=== TASK OBJECTIVE ===
Every entry below should be printed exactly, without its images.

=== RAW DATA ===
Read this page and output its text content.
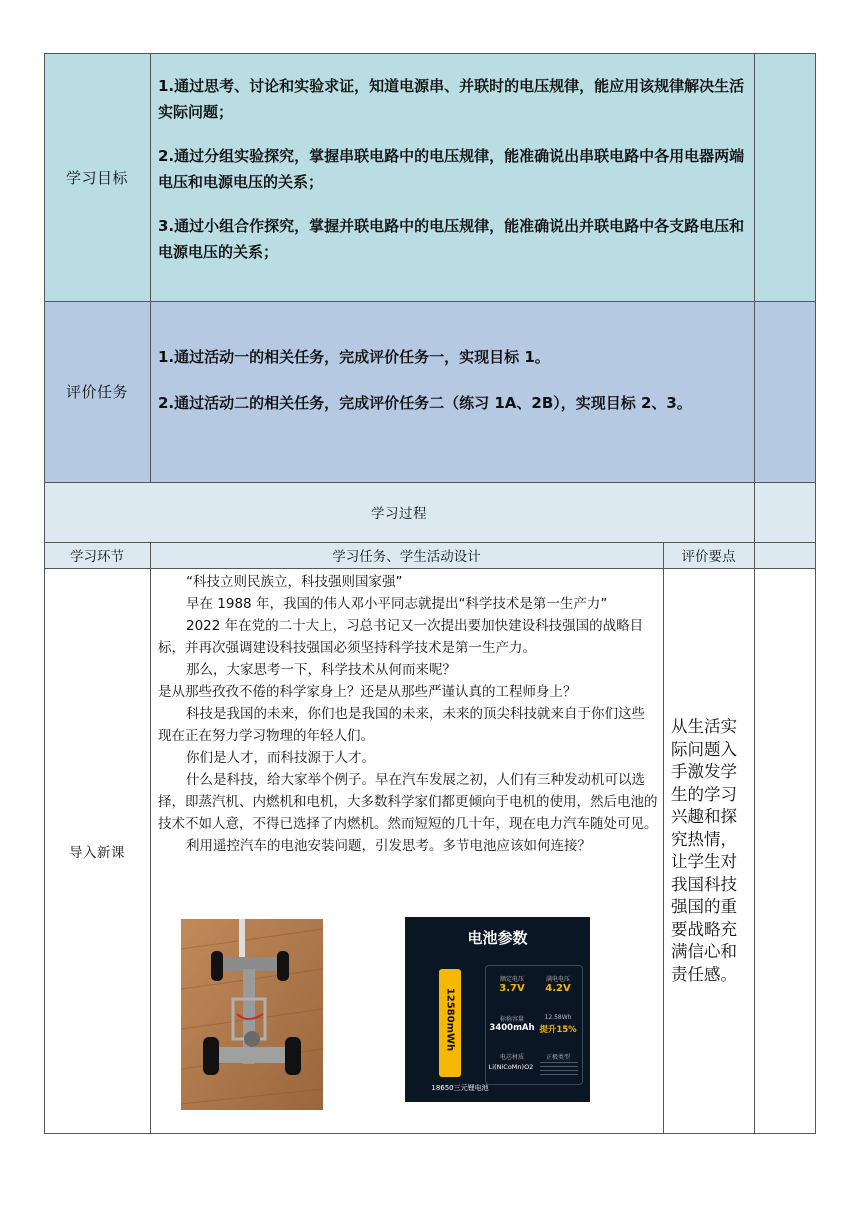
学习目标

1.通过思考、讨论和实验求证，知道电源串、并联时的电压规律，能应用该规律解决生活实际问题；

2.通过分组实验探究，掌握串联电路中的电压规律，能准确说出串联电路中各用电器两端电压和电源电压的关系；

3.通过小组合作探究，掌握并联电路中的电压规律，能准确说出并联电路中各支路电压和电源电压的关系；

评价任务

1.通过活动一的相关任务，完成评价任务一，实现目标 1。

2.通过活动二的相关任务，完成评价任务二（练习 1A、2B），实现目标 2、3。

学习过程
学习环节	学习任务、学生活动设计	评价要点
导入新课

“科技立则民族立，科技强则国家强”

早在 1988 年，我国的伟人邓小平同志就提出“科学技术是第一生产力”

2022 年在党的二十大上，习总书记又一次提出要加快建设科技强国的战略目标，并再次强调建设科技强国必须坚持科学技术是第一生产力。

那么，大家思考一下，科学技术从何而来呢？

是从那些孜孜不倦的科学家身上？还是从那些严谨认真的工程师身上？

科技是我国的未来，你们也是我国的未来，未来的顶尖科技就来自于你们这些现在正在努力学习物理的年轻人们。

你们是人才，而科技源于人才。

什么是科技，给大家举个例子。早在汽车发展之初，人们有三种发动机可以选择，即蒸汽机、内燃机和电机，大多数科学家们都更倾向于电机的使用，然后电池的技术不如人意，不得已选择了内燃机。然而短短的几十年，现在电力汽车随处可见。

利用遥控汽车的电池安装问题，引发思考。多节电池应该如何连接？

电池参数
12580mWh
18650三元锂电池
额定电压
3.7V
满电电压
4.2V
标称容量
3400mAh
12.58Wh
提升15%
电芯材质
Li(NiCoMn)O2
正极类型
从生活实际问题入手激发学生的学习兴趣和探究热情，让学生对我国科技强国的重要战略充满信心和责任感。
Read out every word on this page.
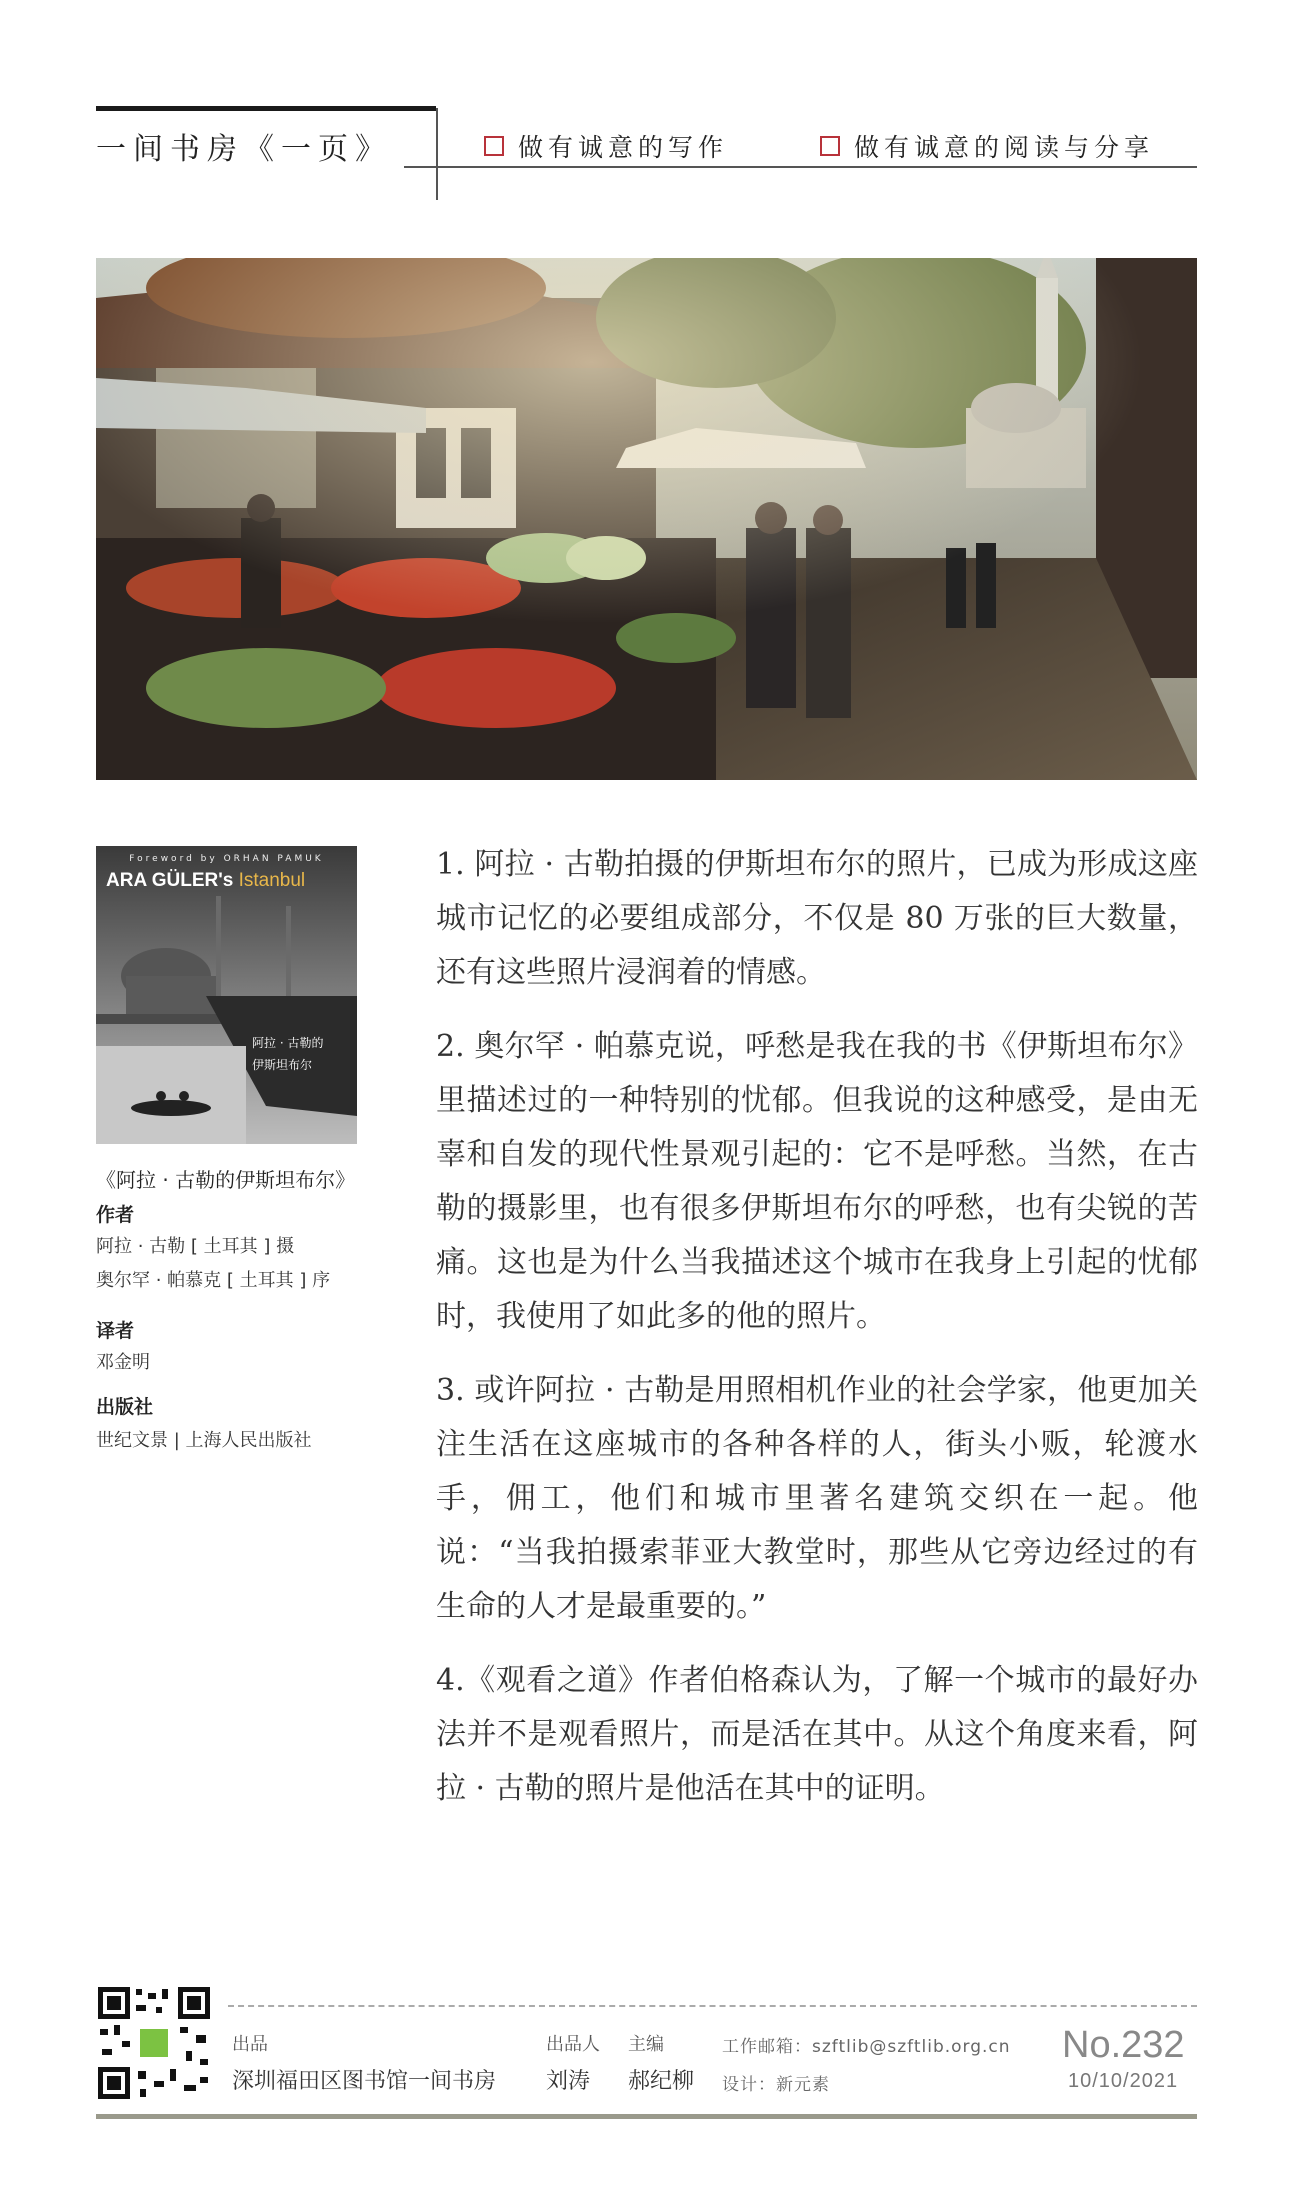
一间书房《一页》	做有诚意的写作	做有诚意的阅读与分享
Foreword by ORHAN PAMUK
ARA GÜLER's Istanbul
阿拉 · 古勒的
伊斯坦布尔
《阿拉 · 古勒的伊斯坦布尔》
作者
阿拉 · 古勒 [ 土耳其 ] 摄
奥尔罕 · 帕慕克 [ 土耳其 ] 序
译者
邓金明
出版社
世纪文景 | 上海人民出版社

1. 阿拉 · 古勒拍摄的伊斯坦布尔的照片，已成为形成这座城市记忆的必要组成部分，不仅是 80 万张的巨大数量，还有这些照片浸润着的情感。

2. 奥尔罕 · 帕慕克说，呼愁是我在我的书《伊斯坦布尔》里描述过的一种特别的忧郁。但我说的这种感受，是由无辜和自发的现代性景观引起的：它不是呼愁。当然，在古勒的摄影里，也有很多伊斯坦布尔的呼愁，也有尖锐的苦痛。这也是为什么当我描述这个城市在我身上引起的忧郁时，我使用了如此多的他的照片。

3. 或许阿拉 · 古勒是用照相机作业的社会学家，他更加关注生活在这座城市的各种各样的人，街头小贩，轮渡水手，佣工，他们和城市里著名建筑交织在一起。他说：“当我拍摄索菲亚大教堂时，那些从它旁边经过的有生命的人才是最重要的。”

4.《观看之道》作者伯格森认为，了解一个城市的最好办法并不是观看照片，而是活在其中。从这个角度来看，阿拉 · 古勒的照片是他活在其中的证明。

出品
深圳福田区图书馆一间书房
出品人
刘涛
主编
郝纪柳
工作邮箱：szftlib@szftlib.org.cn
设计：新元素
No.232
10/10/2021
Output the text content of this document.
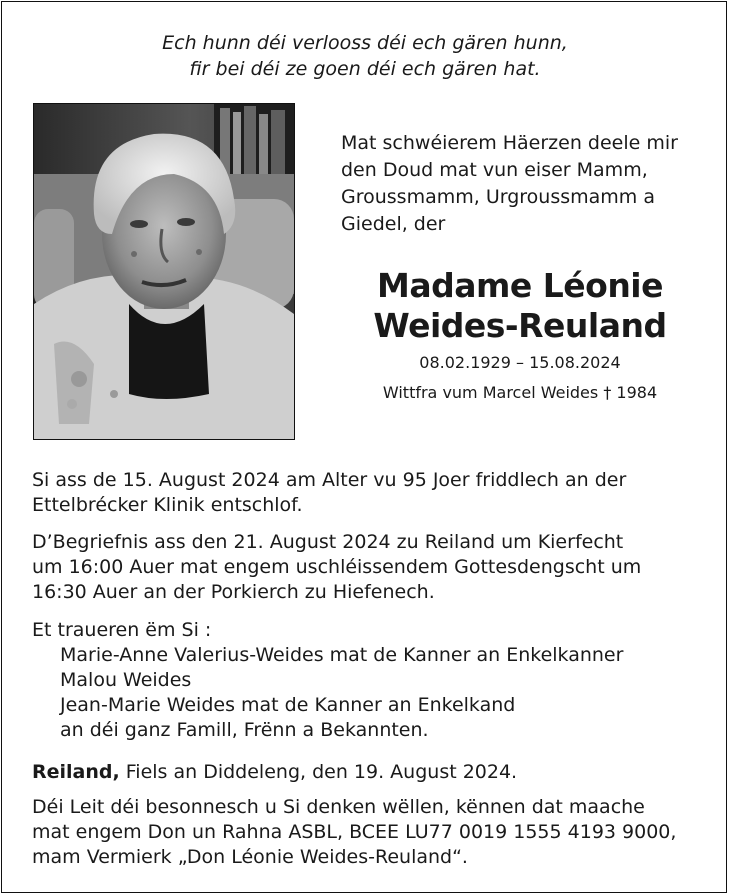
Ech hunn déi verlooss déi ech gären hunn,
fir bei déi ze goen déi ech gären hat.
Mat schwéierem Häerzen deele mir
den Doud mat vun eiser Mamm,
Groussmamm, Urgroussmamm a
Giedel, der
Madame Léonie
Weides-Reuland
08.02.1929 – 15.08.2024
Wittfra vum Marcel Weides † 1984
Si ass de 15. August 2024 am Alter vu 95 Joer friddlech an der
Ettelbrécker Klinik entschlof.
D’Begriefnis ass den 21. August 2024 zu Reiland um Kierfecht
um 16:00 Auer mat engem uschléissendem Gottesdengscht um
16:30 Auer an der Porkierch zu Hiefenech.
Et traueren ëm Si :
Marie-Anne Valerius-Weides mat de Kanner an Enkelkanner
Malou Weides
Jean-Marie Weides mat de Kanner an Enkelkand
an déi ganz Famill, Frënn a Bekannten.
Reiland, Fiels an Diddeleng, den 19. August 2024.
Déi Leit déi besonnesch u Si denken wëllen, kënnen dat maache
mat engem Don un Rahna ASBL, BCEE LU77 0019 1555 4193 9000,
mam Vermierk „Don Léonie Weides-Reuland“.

=== RESULT BELOW ===
Read this page and output its text content.
学习目标

1.通过思考、讨论和实验求证，知道电源串、并联时的电压规律，能应用该规律解决生活实际问题；

2.通过分组实验探究，掌握串联电路中的电压规律，能准确说出串联电路中各用电器两端电压和电源电压的关系；

3.通过小组合作探究，掌握并联电路中的电压规律，能准确说出并联电路中各支路电压和电源电压的关系；

评价任务

1.通过活动一的相关任务，完成评价任务一，实现目标 1。

2.通过活动二的相关任务，完成评价任务二（练习 1A、2B），实现目标 2、3。

学习过程
学习环节	学习任务、学生活动设计	评价要点
导入新课

“科技立则民族立，科技强则国家强”

早在 1988 年，我国的伟人邓小平同志就提出“科学技术是第一生产力”

2022 年在党的二十大上，习总书记又一次提出要加快建设科技强国的战略目标，并再次强调建设科技强国必须坚持科学技术是第一生产力。

那么，大家思考一下，科学技术从何而来呢？

是从那些孜孜不倦的科学家身上？还是从那些严谨认真的工程师身上？

科技是我国的未来，你们也是我国的未来，未来的顶尖科技就来自于你们这些现在正在努力学习物理的年轻人们。

你们是人才，而科技源于人才。

什么是科技，给大家举个例子。早在汽车发展之初，人们有三种发动机可以选择，即蒸汽机、内燃机和电机，大多数科学家们都更倾向于电机的使用，然后电池的技术不如人意，不得已选择了内燃机。然而短短的几十年，现在电力汽车随处可见。

利用遥控汽车的电池安装问题，引发思考。多节电池应该如何连接？

电池参数
12580mWh
18650三元锂电池
额定电压
3.7V
满电电压
4.2V
标称容量
3400mAh
12.58Wh
提升15%
电芯材质
Li(NiCoMn)O2
正极类型
从生活实际问题入手激发学生的学习兴趣和探究热情，让学生对我国科技强国的重要战略充满信心和责任感。
Read out every word on this page.
一间书房《一页》	做有诚意的写作	做有诚意的阅读与分享
Foreword by ORHAN PAMUK
ARA GÜLER's Istanbul
阿拉 · 古勒的
伊斯坦布尔
《阿拉 · 古勒的伊斯坦布尔》
作者
阿拉 · 古勒 [ 土耳其 ] 摄
奥尔罕 · 帕慕克 [ 土耳其 ] 序
译者
邓金明
出版社
世纪文景 | 上海人民出版社

1. 阿拉 · 古勒拍摄的伊斯坦布尔的照片，已成为形成这座城市记忆的必要组成部分，不仅是 80 万张的巨大数量，还有这些照片浸润着的情感。

2. 奥尔罕 · 帕慕克说，呼愁是我在我的书《伊斯坦布尔》里描述过的一种特别的忧郁。但我说的这种感受，是由无辜和自发的现代性景观引起的：它不是呼愁。当然，在古勒的摄影里，也有很多伊斯坦布尔的呼愁，也有尖锐的苦痛。这也是为什么当我描述这个城市在我身上引起的忧郁时，我使用了如此多的他的照片。

3. 或许阿拉 · 古勒是用照相机作业的社会学家，他更加关注生活在这座城市的各种各样的人，街头小贩，轮渡水手，佣工，他们和城市里著名建筑交织在一起。他说：“当我拍摄索菲亚大教堂时，那些从它旁边经过的有生命的人才是最重要的。”

4.《观看之道》作者伯格森认为，了解一个城市的最好办法并不是观看照片，而是活在其中。从这个角度来看，阿拉 · 古勒的照片是他活在其中的证明。

出品
深圳福田区图书馆一间书房
出品人
刘涛
主编
郝纪柳
工作邮箱：szftlib@szftlib.org.cn
设计：新元素
No.232
10/10/2021
Output the text content of this document.
Ech hunn déi verlooss déi ech gären hunn,
fir bei déi ze goen déi ech gären hat.
Mat schwéierem Häerzen deele mir
den Doud mat vun eiser Mamm,
Groussmamm, Urgroussmamm a
Giedel, der
Madame Léonie
Weides-Reuland
08.02.1929 – 15.08.2024
Wittfra vum Marcel Weides † 1984
Si ass de 15. August 2024 am Alter vu 95 Joer friddlech an der
Ettelbrécker Klinik entschlof.
D’Begriefnis ass den 21. August 2024 zu Reiland um Kierfecht
um 16:00 Auer mat engem uschléissendem Gottesdengscht um
16:30 Auer an der Porkierch zu Hiefenech.
Et traueren ëm Si :
Marie-Anne Valerius-Weides mat de Kanner an Enkelkanner
Malou Weides
Jean-Marie Weides mat de Kanner an Enkelkand
an déi ganz Famill, Frënn a Bekannten.
Reiland, Fiels an Diddeleng, den 19. August 2024.
Déi Leit déi besonnesch u Si denken wëllen, kënnen dat maache
mat engem Don un Rahna ASBL, BCEE LU77 0019 1555 4193 9000,
mam Vermierk „Don Léonie Weides-Reuland“.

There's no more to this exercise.